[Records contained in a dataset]
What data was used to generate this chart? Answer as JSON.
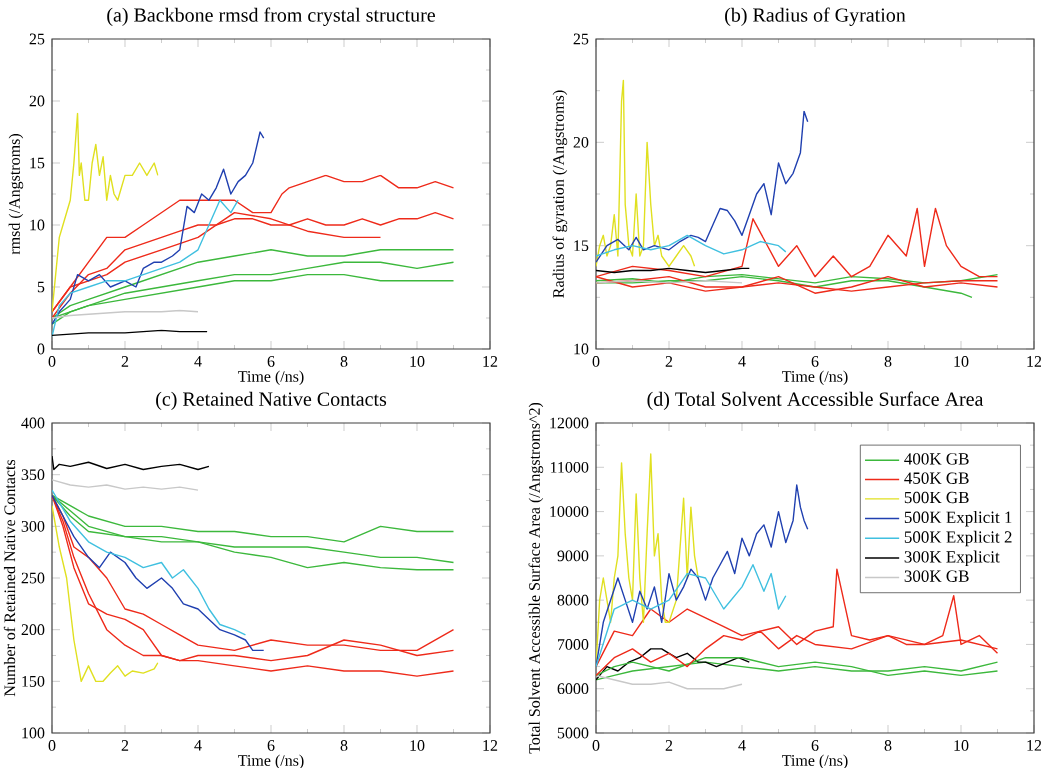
{
  "chart_data": [
    {
      "type": "line",
      "title": "(a) Backbone rmsd from crystal structure",
      "xlabel": "Time (/ns)",
      "ylabel": "rmsd (/Angstroms)",
      "xlim": [
        0,
        12
      ],
      "ylim": [
        0,
        25
      ],
      "xticks": [
        0,
        2,
        4,
        6,
        8,
        10,
        12
      ],
      "yticks": [
        0,
        5,
        10,
        15,
        20,
        25
      ],
      "series": [
        {
          "color": "#3cb83c",
          "x": [
            0,
            0.5,
            1,
            2,
            3,
            4,
            5,
            6,
            7,
            8,
            9,
            10,
            11
          ],
          "values": [
            2.5,
            3.5,
            4,
            5,
            6,
            7,
            7.5,
            8,
            7.5,
            7.5,
            8,
            8,
            8
          ]
        },
        {
          "color": "#3cb83c",
          "x": [
            0,
            0.5,
            1,
            2,
            3,
            4,
            5,
            6,
            7,
            8,
            9,
            10,
            11
          ],
          "values": [
            2.5,
            3,
            3.5,
            4.5,
            5,
            5.5,
            6,
            6,
            6.5,
            7,
            7,
            6.5,
            7
          ]
        },
        {
          "color": "#3cb83c",
          "x": [
            0,
            0.5,
            1,
            2,
            3,
            4,
            5,
            6,
            7,
            8,
            9,
            10,
            11
          ],
          "values": [
            2,
            3,
            3.5,
            4,
            4.5,
            5,
            5.5,
            5.5,
            6,
            6,
            5.5,
            5.5,
            5.5
          ]
        },
        {
          "color": "#ee2a1a",
          "x": [
            0,
            0.5,
            1,
            1.5,
            2,
            2.5,
            3,
            3.5,
            4,
            4.5,
            5,
            5.5,
            6,
            6.3,
            6.5,
            7,
            7.5,
            8,
            8.5,
            9,
            9.5,
            10,
            10.5,
            11
          ],
          "values": [
            3,
            5,
            7,
            9,
            9,
            10,
            11,
            12,
            12,
            12,
            12,
            11,
            11,
            12.5,
            13,
            13.5,
            14,
            13.5,
            13.5,
            14,
            13,
            13,
            13.5,
            13
          ]
        },
        {
          "color": "#ee2a1a",
          "x": [
            0,
            0.5,
            1,
            1.5,
            2,
            2.5,
            3,
            3.5,
            4,
            4.5,
            5,
            5.5,
            6,
            6.5,
            7,
            7.5,
            8,
            8.5,
            9,
            9.5,
            10,
            10.5,
            11
          ],
          "values": [
            2.5,
            4.5,
            6,
            6.5,
            8,
            8.5,
            9,
            9.5,
            10,
            10,
            10.5,
            10.5,
            10,
            10,
            10.5,
            10,
            10,
            10.5,
            10,
            10.5,
            10.5,
            11,
            10.5
          ]
        },
        {
          "color": "#ee2a1a",
          "x": [
            0,
            0.5,
            1,
            1.5,
            2,
            3,
            4,
            5,
            6,
            7,
            8,
            9
          ],
          "values": [
            3,
            5,
            5.5,
            6,
            7,
            8,
            9,
            11,
            10.5,
            9.5,
            9,
            9
          ]
        },
        {
          "color": "#e0e020",
          "x": [
            0,
            0.1,
            0.2,
            0.3,
            0.4,
            0.5,
            0.6,
            0.7,
            0.75,
            0.8,
            0.9,
            1.0,
            1.1,
            1.2,
            1.3,
            1.4,
            1.5,
            1.6,
            1.7,
            1.8,
            1.9,
            2.0,
            2.2,
            2.4,
            2.6,
            2.8,
            2.9
          ],
          "values": [
            3,
            6,
            9,
            10,
            11,
            12,
            15,
            19,
            14,
            15,
            12,
            12,
            15,
            16.5,
            14,
            15.5,
            12,
            14,
            12.5,
            12,
            13,
            14,
            14,
            15,
            14,
            15,
            14
          ]
        },
        {
          "color": "#2040b0",
          "x": [
            0,
            0.2,
            0.5,
            0.7,
            1,
            1.3,
            1.6,
            2,
            2.3,
            2.5,
            2.8,
            3,
            3.3,
            3.5,
            3.7,
            3.9,
            4.1,
            4.3,
            4.5,
            4.7,
            4.9,
            5.1,
            5.3,
            5.5,
            5.7,
            5.8
          ],
          "values": [
            2,
            3,
            4,
            6,
            5.5,
            6,
            5,
            5.5,
            5,
            6.5,
            7,
            7,
            7.5,
            8,
            11.5,
            11,
            12.5,
            12,
            13,
            14.5,
            12.5,
            13.5,
            14,
            15,
            17.5,
            17
          ]
        },
        {
          "color": "#40c0e0",
          "x": [
            0,
            0.2,
            0.5,
            1,
            1.5,
            2,
            2.5,
            3,
            3.5,
            4,
            4.3,
            4.6,
            4.9,
            5.1
          ],
          "values": [
            1,
            3.5,
            4.5,
            5,
            5.5,
            5.5,
            6,
            6.5,
            7,
            8,
            10,
            12,
            11,
            12
          ]
        },
        {
          "color": "#000000",
          "x": [
            0,
            0.5,
            1,
            1.5,
            2,
            2.5,
            3,
            3.5,
            4,
            4.25
          ],
          "values": [
            1.1,
            1.2,
            1.3,
            1.3,
            1.3,
            1.4,
            1.5,
            1.4,
            1.4,
            1.4
          ]
        },
        {
          "color": "#c8c8c8",
          "x": [
            0,
            0.5,
            1,
            1.5,
            2,
            2.5,
            3,
            3.5,
            4
          ],
          "values": [
            2.5,
            2.7,
            2.8,
            2.9,
            3.0,
            3.0,
            3.0,
            3.1,
            3.0
          ]
        }
      ]
    },
    {
      "type": "line",
      "title": "(b) Radius of Gyration",
      "xlabel": "Time (/ns)",
      "ylabel": "Radius of gyration (/Angstroms)",
      "xlim": [
        0,
        12
      ],
      "ylim": [
        10,
        25
      ],
      "xticks": [
        0,
        2,
        4,
        6,
        8,
        10,
        12
      ],
      "yticks": [
        10,
        15,
        20,
        25
      ],
      "series": [
        {
          "color": "#3cb83c",
          "x": [
            0,
            1,
            2,
            3,
            4,
            5,
            6,
            7,
            8,
            9,
            10,
            10.3
          ],
          "values": [
            13.2,
            13.2,
            13.3,
            13.3,
            13.5,
            13.3,
            13,
            13.3,
            13.3,
            13,
            12.7,
            12.5
          ]
        },
        {
          "color": "#3cb83c",
          "x": [
            0,
            1,
            2,
            3,
            4,
            5,
            6,
            7,
            8,
            9,
            10,
            11
          ],
          "values": [
            13.3,
            13.4,
            13.2,
            13.5,
            13.6,
            13.4,
            13.2,
            13.5,
            13.4,
            13.2,
            13.3,
            13.6
          ]
        },
        {
          "color": "#ee2a1a",
          "x": [
            0,
            1,
            2,
            3,
            4,
            4.3,
            5,
            5.5,
            6,
            6.5,
            7,
            7.5,
            8,
            8.5,
            8.8,
            9,
            9.3,
            9.6,
            10,
            10.5,
            11
          ],
          "values": [
            13.5,
            14,
            13.8,
            13.5,
            14,
            16.3,
            14,
            15,
            13.5,
            14.5,
            13.5,
            14,
            15.5,
            14.5,
            16.8,
            14,
            16.8,
            15,
            14,
            13.5,
            13.5
          ]
        },
        {
          "color": "#ee2a1a",
          "x": [
            0,
            1,
            2,
            3,
            4,
            5,
            6,
            7,
            8,
            9,
            10,
            11
          ],
          "values": [
            13.2,
            13.3,
            13.5,
            13,
            13,
            13.2,
            13,
            12.8,
            13,
            13.2,
            13.3,
            13.3
          ]
        },
        {
          "color": "#ee2a1a",
          "x": [
            0,
            1,
            2,
            3,
            4,
            5,
            6,
            7,
            8,
            9,
            10,
            11
          ],
          "values": [
            13.5,
            13,
            13.2,
            12.8,
            13,
            13.5,
            12.7,
            13,
            13.5,
            13,
            13.2,
            13
          ]
        },
        {
          "color": "#e0e020",
          "x": [
            0,
            0.1,
            0.2,
            0.3,
            0.4,
            0.5,
            0.6,
            0.7,
            0.75,
            0.8,
            0.9,
            1,
            1.1,
            1.2,
            1.3,
            1.4,
            1.5,
            1.6,
            1.7,
            1.8,
            2,
            2.2,
            2.4,
            2.6,
            2.7
          ],
          "values": [
            14,
            15,
            15.5,
            14.5,
            15,
            16.5,
            14.5,
            22,
            23,
            17,
            15,
            14.5,
            17.5,
            14.5,
            15,
            20,
            17,
            15,
            15.5,
            14.5,
            14,
            14.5,
            15,
            14.5,
            14
          ]
        },
        {
          "color": "#2040b0",
          "x": [
            0,
            0.3,
            0.6,
            0.9,
            1.1,
            1.3,
            1.6,
            2,
            2.3,
            2.6,
            2.8,
            3,
            3.2,
            3.4,
            3.6,
            3.8,
            4,
            4.2,
            4.4,
            4.6,
            4.8,
            5,
            5.2,
            5.4,
            5.6,
            5.7,
            5.8
          ],
          "values": [
            14.2,
            15,
            15.3,
            14.8,
            15.4,
            14.8,
            15,
            14.8,
            15.2,
            15.5,
            15.4,
            15.2,
            16,
            16.8,
            16.7,
            16.2,
            15.5,
            16.5,
            17.5,
            18,
            16.5,
            19,
            18,
            18.5,
            19.5,
            21.5,
            21
          ]
        },
        {
          "color": "#40c0e0",
          "x": [
            0,
            0.5,
            1,
            1.5,
            2,
            2.5,
            3,
            3.5,
            4,
            4.5,
            5,
            5.2
          ],
          "values": [
            14.5,
            14.8,
            15,
            14.8,
            15,
            15.5,
            15,
            14.6,
            14.8,
            15.2,
            15,
            14.7
          ]
        },
        {
          "color": "#000000",
          "x": [
            0,
            0.5,
            1,
            1.5,
            2,
            2.5,
            3,
            3.5,
            4,
            4.2
          ],
          "values": [
            13.8,
            13.7,
            13.8,
            13.8,
            13.9,
            13.8,
            13.7,
            13.8,
            13.9,
            13.9
          ]
        },
        {
          "color": "#c8c8c8",
          "x": [
            0,
            1,
            2,
            3,
            4
          ],
          "values": [
            13.2,
            13.3,
            13.2,
            13.3,
            13.2
          ]
        }
      ]
    },
    {
      "type": "line",
      "title": "(c) Retained Native Contacts",
      "xlabel": "Time (/ns)",
      "ylabel": "Number of Retained Native Contacts",
      "xlim": [
        0,
        12
      ],
      "ylim": [
        100,
        400
      ],
      "xticks": [
        0,
        2,
        4,
        6,
        8,
        10,
        12
      ],
      "yticks": [
        100,
        150,
        200,
        250,
        300,
        350,
        400
      ],
      "series": [
        {
          "color": "#3cb83c",
          "x": [
            0,
            0.5,
            1,
            2,
            3,
            4,
            5,
            6,
            7,
            8,
            9,
            10,
            11
          ],
          "values": [
            330,
            320,
            310,
            300,
            300,
            295,
            295,
            290,
            290,
            285,
            300,
            295,
            295
          ]
        },
        {
          "color": "#3cb83c",
          "x": [
            0,
            0.5,
            1,
            2,
            3,
            4,
            5,
            6,
            7,
            8,
            9,
            10,
            11
          ],
          "values": [
            330,
            315,
            300,
            290,
            285,
            285,
            280,
            280,
            280,
            275,
            270,
            270,
            265
          ]
        },
        {
          "color": "#3cb83c",
          "x": [
            0,
            0.5,
            1,
            2,
            3,
            4,
            5,
            6,
            7,
            8,
            9,
            10,
            11
          ],
          "values": [
            330,
            310,
            295,
            290,
            290,
            285,
            275,
            270,
            260,
            265,
            260,
            258,
            258
          ]
        },
        {
          "color": "#ee2a1a",
          "x": [
            0,
            0.3,
            0.6,
            1,
            1.5,
            2,
            2.5,
            3,
            3.5,
            4,
            5,
            6,
            7,
            8,
            9,
            10,
            11
          ],
          "values": [
            330,
            300,
            260,
            225,
            215,
            210,
            200,
            175,
            170,
            170,
            165,
            160,
            165,
            160,
            160,
            155,
            160
          ]
        },
        {
          "color": "#ee2a1a",
          "x": [
            0,
            0.3,
            0.6,
            1,
            1.5,
            2,
            2.5,
            3,
            3.5,
            4,
            5,
            6,
            7,
            8,
            9,
            10,
            11
          ],
          "values": [
            330,
            310,
            280,
            270,
            250,
            220,
            215,
            205,
            195,
            185,
            180,
            190,
            185,
            185,
            180,
            180,
            200
          ]
        },
        {
          "color": "#ee2a1a",
          "x": [
            0,
            0.3,
            0.6,
            1,
            1.5,
            2,
            2.5,
            3,
            3.5,
            4,
            5,
            6,
            7,
            8,
            9,
            10,
            11
          ],
          "values": [
            330,
            305,
            270,
            235,
            200,
            185,
            175,
            175,
            170,
            175,
            175,
            170,
            175,
            190,
            185,
            175,
            180
          ]
        },
        {
          "color": "#e0e020",
          "x": [
            0,
            0.2,
            0.4,
            0.6,
            0.8,
            1,
            1.2,
            1.4,
            1.6,
            1.8,
            2,
            2.2,
            2.5,
            2.8,
            2.9
          ],
          "values": [
            320,
            280,
            250,
            190,
            150,
            165,
            150,
            150,
            158,
            165,
            155,
            160,
            158,
            162,
            168
          ]
        },
        {
          "color": "#2040b0",
          "x": [
            0,
            0.3,
            0.6,
            1,
            1.3,
            1.6,
            2,
            2.3,
            2.6,
            3,
            3.3,
            3.6,
            4,
            4.3,
            4.6,
            5,
            5.3,
            5.5,
            5.8
          ],
          "values": [
            330,
            310,
            290,
            270,
            260,
            275,
            265,
            250,
            240,
            250,
            240,
            225,
            220,
            210,
            200,
            195,
            190,
            180,
            180
          ]
        },
        {
          "color": "#40c0e0",
          "x": [
            0,
            0.5,
            1,
            1.5,
            2,
            2.5,
            3,
            3.3,
            3.6,
            4,
            4.3,
            4.6,
            5,
            5.3
          ],
          "values": [
            335,
            305,
            285,
            275,
            270,
            260,
            265,
            250,
            258,
            240,
            220,
            205,
            200,
            195
          ]
        },
        {
          "color": "#000000",
          "x": [
            0,
            0.05,
            0.2,
            0.5,
            1,
            1.5,
            2,
            2.5,
            3,
            3.5,
            4,
            4.3
          ],
          "values": [
            368,
            355,
            360,
            358,
            362,
            356,
            360,
            355,
            358,
            360,
            355,
            358
          ]
        },
        {
          "color": "#c8c8c8",
          "x": [
            0,
            0.5,
            1,
            1.5,
            2,
            2.5,
            3,
            3.5,
            4
          ],
          "values": [
            345,
            340,
            338,
            340,
            336,
            338,
            336,
            338,
            335
          ]
        }
      ]
    },
    {
      "type": "line",
      "title": "(d) Total Solvent Accessible Surface Area",
      "xlabel": "Time (/ns)",
      "ylabel": "Total Solvent Accessible Surface Area (/Angstroms^2)",
      "xlim": [
        0,
        12
      ],
      "ylim": [
        5000,
        12000
      ],
      "xticks": [
        0,
        2,
        4,
        6,
        8,
        10,
        12
      ],
      "yticks": [
        5000,
        6000,
        7000,
        8000,
        9000,
        10000,
        11000,
        12000
      ],
      "legend": "top right",
      "series": [
        {
          "name": "400K GB",
          "color": "#3cb83c",
          "x": [
            0,
            0.5,
            1,
            2,
            3,
            4,
            5,
            6,
            7,
            8,
            9,
            10,
            11
          ],
          "values": [
            6200,
            6300,
            6400,
            6500,
            6600,
            6500,
            6400,
            6500,
            6400,
            6400,
            6500,
            6400,
            6600
          ]
        },
        {
          "name": "450K GB",
          "color": "#ee2a1a",
          "x": [
            0,
            0.5,
            1,
            1.5,
            2,
            2.5,
            3,
            3.5,
            4,
            4.5,
            5,
            5.5,
            6,
            6.5,
            6.6,
            7,
            7.5,
            8,
            8.5,
            9,
            9.5,
            9.8,
            10,
            10.5,
            11
          ],
          "values": [
            6500,
            7300,
            7200,
            7800,
            7500,
            7800,
            7600,
            7400,
            7200,
            7300,
            7400,
            7000,
            7300,
            7400,
            8700,
            7200,
            7100,
            7200,
            7000,
            7000,
            7200,
            8100,
            7000,
            7200,
            6800
          ]
        },
        {
          "name": "500K GB",
          "color": "#e0e020",
          "x": [
            0,
            0.1,
            0.2,
            0.3,
            0.4,
            0.5,
            0.6,
            0.7,
            0.8,
            0.9,
            1,
            1.1,
            1.2,
            1.3,
            1.4,
            1.5,
            1.6,
            1.7,
            1.8,
            1.9,
            2,
            2.2,
            2.4,
            2.5,
            2.6,
            2.7,
            2.8
          ],
          "values": [
            6500,
            8000,
            8500,
            8000,
            7500,
            8500,
            9000,
            11100,
            9500,
            8500,
            8000,
            10400,
            8500,
            7500,
            9500,
            11300,
            9000,
            9500,
            8000,
            7500,
            7500,
            8000,
            10300,
            8500,
            10100,
            9000,
            8500
          ]
        },
        {
          "name": "500K Explicit 1",
          "color": "#2040b0",
          "x": [
            0,
            0.2,
            0.4,
            0.6,
            0.8,
            1,
            1.2,
            1.4,
            1.6,
            1.8,
            2,
            2.2,
            2.4,
            2.6,
            2.8,
            3,
            3.2,
            3.4,
            3.6,
            3.8,
            4,
            4.2,
            4.4,
            4.6,
            4.8,
            5,
            5.2,
            5.4,
            5.5,
            5.6,
            5.7,
            5.8
          ],
          "values": [
            6500,
            7500,
            8000,
            8500,
            8000,
            7500,
            8200,
            7800,
            8300,
            7500,
            8600,
            8000,
            8300,
            8700,
            8500,
            8000,
            8500,
            8800,
            9100,
            8600,
            9400,
            9000,
            9500,
            9700,
            9200,
            10000,
            9300,
            9800,
            10600,
            10100,
            9800,
            9600
          ]
        },
        {
          "name": "500K Explicit 2",
          "color": "#40c0e0",
          "x": [
            0,
            0.5,
            1,
            1.5,
            2,
            2.5,
            3,
            3.5,
            4,
            4.3,
            4.6,
            4.8,
            5,
            5.2
          ],
          "values": [
            6500,
            7800,
            8000,
            7800,
            8000,
            8600,
            8500,
            7800,
            8300,
            8800,
            8200,
            8600,
            7800,
            8100
          ]
        },
        {
          "name": "300K Explicit",
          "color": "#000000",
          "x": [
            0,
            0.3,
            0.6,
            0.9,
            1.2,
            1.5,
            1.8,
            2,
            2.2,
            2.5,
            2.8,
            3,
            3.3,
            3.6,
            3.9,
            4.2
          ],
          "values": [
            6200,
            6500,
            6400,
            6600,
            6700,
            6900,
            6900,
            6800,
            6700,
            6800,
            6600,
            6600,
            6500,
            6600,
            6700,
            6600
          ]
        },
        {
          "name": "300K GB",
          "color": "#c8c8c8",
          "x": [
            0,
            0.5,
            1,
            1.5,
            2,
            2.5,
            3,
            3.5,
            4
          ],
          "values": [
            6300,
            6200,
            6100,
            6100,
            6150,
            6000,
            6000,
            6000,
            6100
          ]
        },
        {
          "color": "#3cb83c",
          "x": [
            0,
            0.5,
            1,
            2,
            3,
            4,
            5,
            6,
            7,
            8,
            9,
            10,
            11
          ],
          "values": [
            6300,
            6500,
            6600,
            6400,
            6700,
            6700,
            6500,
            6600,
            6500,
            6300,
            6400,
            6300,
            6400
          ]
        },
        {
          "color": "#ee2a1a",
          "x": [
            0,
            0.5,
            1,
            1.5,
            2,
            2.5,
            3,
            3.5,
            4,
            4.5,
            5,
            5.5,
            6,
            7,
            8,
            9,
            10,
            11
          ],
          "values": [
            6300,
            6700,
            6900,
            6600,
            6800,
            6500,
            6900,
            7200,
            7100,
            7300,
            6900,
            7200,
            7000,
            6900,
            7200,
            7000,
            7100,
            6900
          ]
        }
      ]
    }
  ]
}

▶ [Problem] Go through the listing above and work out how many lines contain the string "Angstroms". Reply with the number alone.

▶ [Response to the task] 3